#### [What you need to do]
Leave out the pictures and repeat the rest of the material exactly.

#### [Data to use]
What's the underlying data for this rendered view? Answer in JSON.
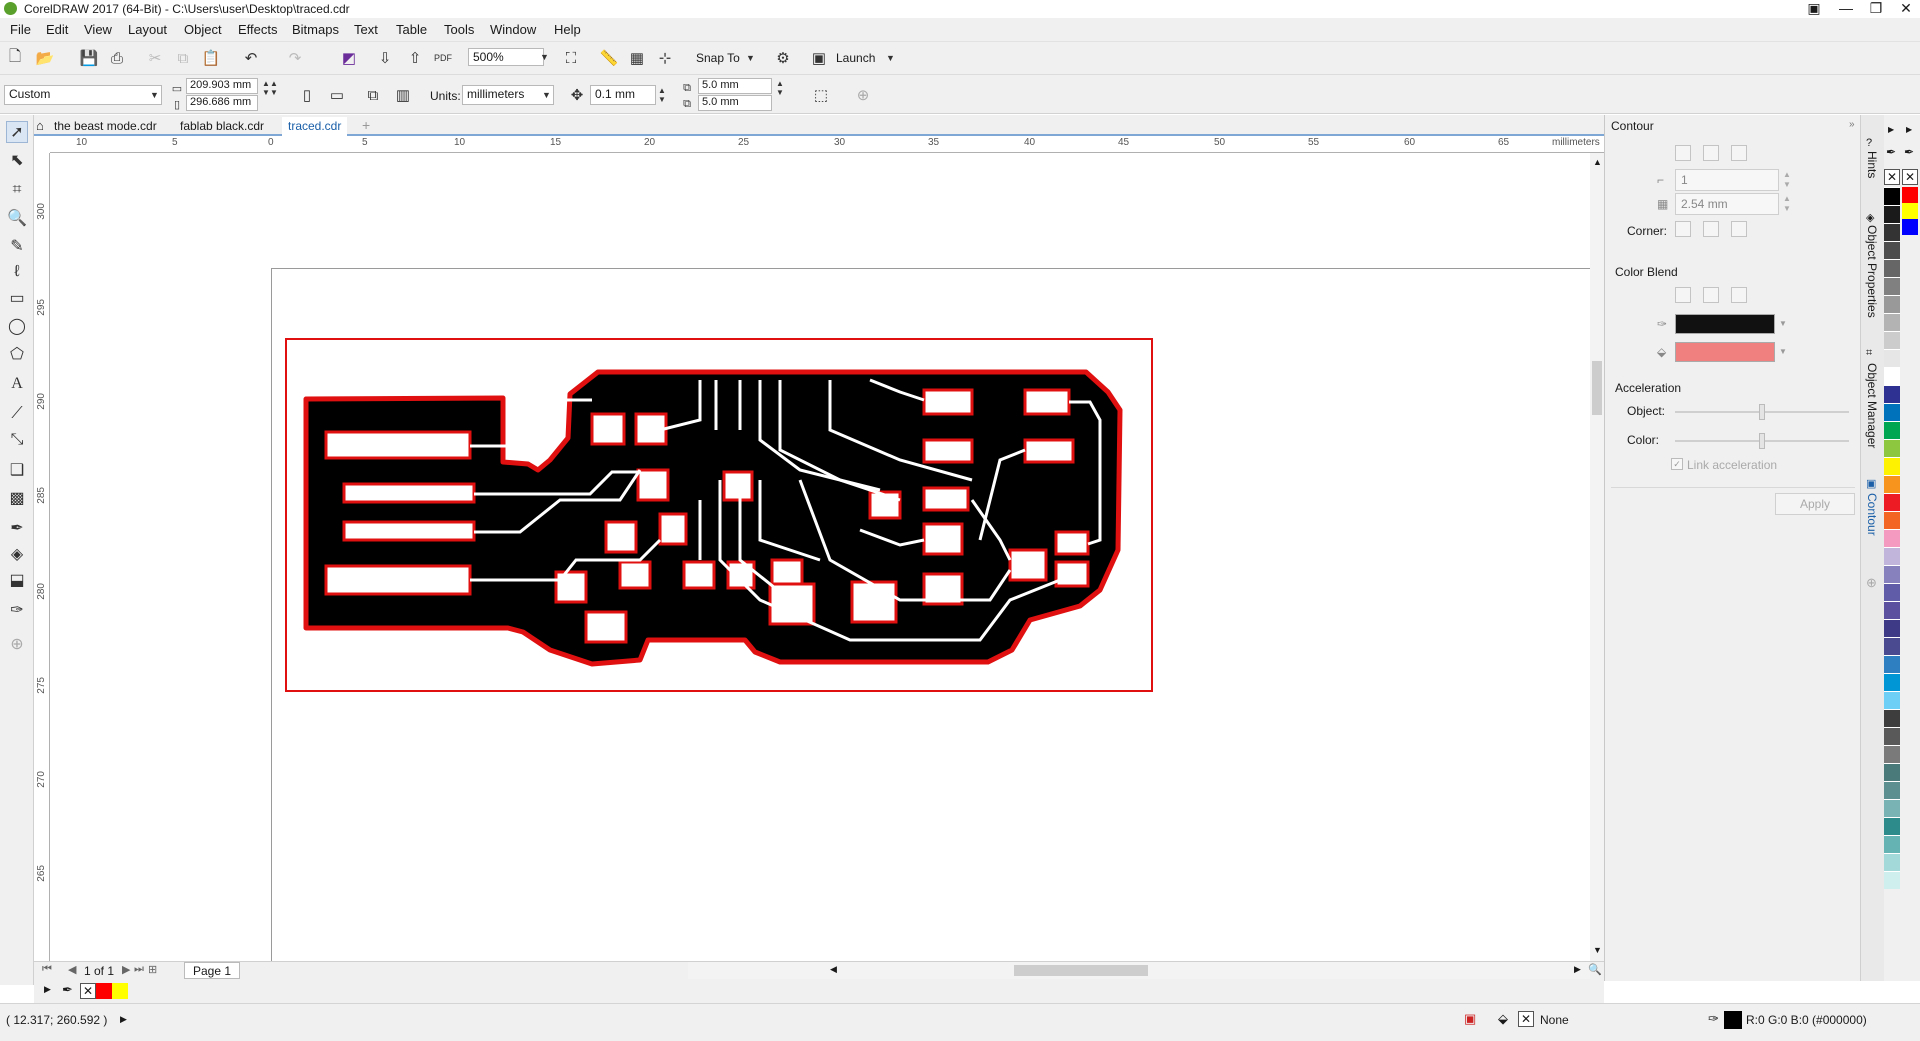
{
  "app": {
    "title": "CorelDRAW 2017 (64-Bit) - C:\\Users\\user\\Desktop\\traced.cdr"
  },
  "menu": [
    "File",
    "Edit",
    "View",
    "Layout",
    "Object",
    "Effects",
    "Bitmaps",
    "Text",
    "Table",
    "Tools",
    "Window",
    "Help"
  ],
  "standard_toolbar": {
    "zoom": "500%",
    "snap_to": "Snap To",
    "launch": "Launch"
  },
  "property_bar": {
    "page_size": "Custom",
    "width": "209.903 mm",
    "height": "296.686 mm",
    "units_label": "Units:",
    "units": "millimeters",
    "nudge": "0.1 mm",
    "dup_x": "5.0 mm",
    "dup_y": "5.0 mm"
  },
  "tabs": [
    "the beast mode.cdr",
    "fablab black.cdr",
    "traced.cdr"
  ],
  "ruler": {
    "unit": "millimeters",
    "h_ticks": [
      "10",
      "5",
      "0",
      "5",
      "10",
      "15",
      "20",
      "25",
      "30",
      "35",
      "40",
      "45",
      "50",
      "55",
      "60",
      "65"
    ],
    "v_ticks": [
      "300",
      "295",
      "290",
      "285",
      "280",
      "275",
      "270",
      "265"
    ]
  },
  "page_nav": {
    "counter": "1 of 1",
    "page_tab": "Page 1"
  },
  "docker": {
    "title": "Contour",
    "steps": "1",
    "offset": "2.54 mm",
    "corner_label": "Corner:",
    "color_blend_label": "Color Blend",
    "acceleration_label": "Acceleration",
    "object_label": "Object:",
    "color_label": "Color:",
    "link_acceleration": "Link acceleration",
    "apply": "Apply",
    "outline_color": "#111111",
    "fill_color": "#f08080"
  },
  "side_tabs": [
    "Hints",
    "Object Properties",
    "Object Manager",
    "Contour"
  ],
  "status": {
    "coords": "( 12.317; 260.592 )",
    "fill_none": "None",
    "color_info": "R:0 G:0 B:0 (#000000)"
  },
  "palette": [
    "#000000",
    "#1a1a1a",
    "#333333",
    "#4d4d4d",
    "#666666",
    "#808080",
    "#999999",
    "#b3b3b3",
    "#cccccc",
    "#e6e6e6",
    "#ffffff",
    "#2e3192",
    "#0072bc",
    "#00a651",
    "#8dc63f",
    "#fff200",
    "#f7941d",
    "#ed1c24",
    "#f26522",
    "#f49ac1",
    "#c2b5db",
    "#8781bd",
    "#605ca8",
    "#5b4fa0",
    "#3e3a85",
    "#4a4a90",
    "#2d7fc1",
    "#0096d6",
    "#6dcff6",
    "#3d3d3d",
    "#595959",
    "#7a7a7a",
    "#4a7a7a",
    "#5c8f8f",
    "#7ab3b3",
    "#2e8b8b",
    "#66b3b3",
    "#a3d9d9",
    "#cfeeee"
  ]
}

#### [Answer to the task]
What's the underlying data for this rendered view? Answer in JSON.
{
  "app": {
    "title": "CorelDRAW 2017 (64-Bit) - C:\\Users\\user\\Desktop\\traced.cdr"
  },
  "menu": [
    "File",
    "Edit",
    "View",
    "Layout",
    "Object",
    "Effects",
    "Bitmaps",
    "Text",
    "Table",
    "Tools",
    "Window",
    "Help"
  ],
  "standard_toolbar": {
    "zoom": "500%",
    "snap_to": "Snap To",
    "launch": "Launch"
  },
  "property_bar": {
    "page_size": "Custom",
    "width": "209.903 mm",
    "height": "296.686 mm",
    "units_label": "Units:",
    "units": "millimeters",
    "nudge": "0.1 mm",
    "dup_x": "5.0 mm",
    "dup_y": "5.0 mm"
  },
  "tabs": [
    "the beast mode.cdr",
    "fablab black.cdr",
    "traced.cdr"
  ],
  "ruler": {
    "unit": "millimeters",
    "h_ticks": [
      "10",
      "5",
      "0",
      "5",
      "10",
      "15",
      "20",
      "25",
      "30",
      "35",
      "40",
      "45",
      "50",
      "55",
      "60",
      "65"
    ],
    "v_ticks": [
      "300",
      "295",
      "290",
      "285",
      "280",
      "275",
      "270",
      "265"
    ]
  },
  "page_nav": {
    "counter": "1 of 1",
    "page_tab": "Page 1"
  },
  "docker": {
    "title": "Contour",
    "steps": "1",
    "offset": "2.54 mm",
    "corner_label": "Corner:",
    "color_blend_label": "Color Blend",
    "acceleration_label": "Acceleration",
    "object_label": "Object:",
    "color_label": "Color:",
    "link_acceleration": "Link acceleration",
    "apply": "Apply",
    "outline_color": "#111111",
    "fill_color": "#f08080"
  },
  "side_tabs": [
    "Hints",
    "Object Properties",
    "Object Manager",
    "Contour"
  ],
  "status": {
    "coords": "( 12.317; 260.592 )",
    "fill_none": "None",
    "color_info": "R:0 G:0 B:0 (#000000)"
  },
  "palette": [
    "#000000",
    "#1a1a1a",
    "#333333",
    "#4d4d4d",
    "#666666",
    "#808080",
    "#999999",
    "#b3b3b3",
    "#cccccc",
    "#e6e6e6",
    "#ffffff",
    "#2e3192",
    "#0072bc",
    "#00a651",
    "#8dc63f",
    "#fff200",
    "#f7941d",
    "#ed1c24",
    "#f26522",
    "#f49ac1",
    "#c2b5db",
    "#8781bd",
    "#605ca8",
    "#5b4fa0",
    "#3e3a85",
    "#4a4a90",
    "#2d7fc1",
    "#0096d6",
    "#6dcff6",
    "#3d3d3d",
    "#595959",
    "#7a7a7a",
    "#4a7a7a",
    "#5c8f8f",
    "#7ab3b3",
    "#2e8b8b",
    "#66b3b3",
    "#a3d9d9",
    "#cfeeee"
  ]
}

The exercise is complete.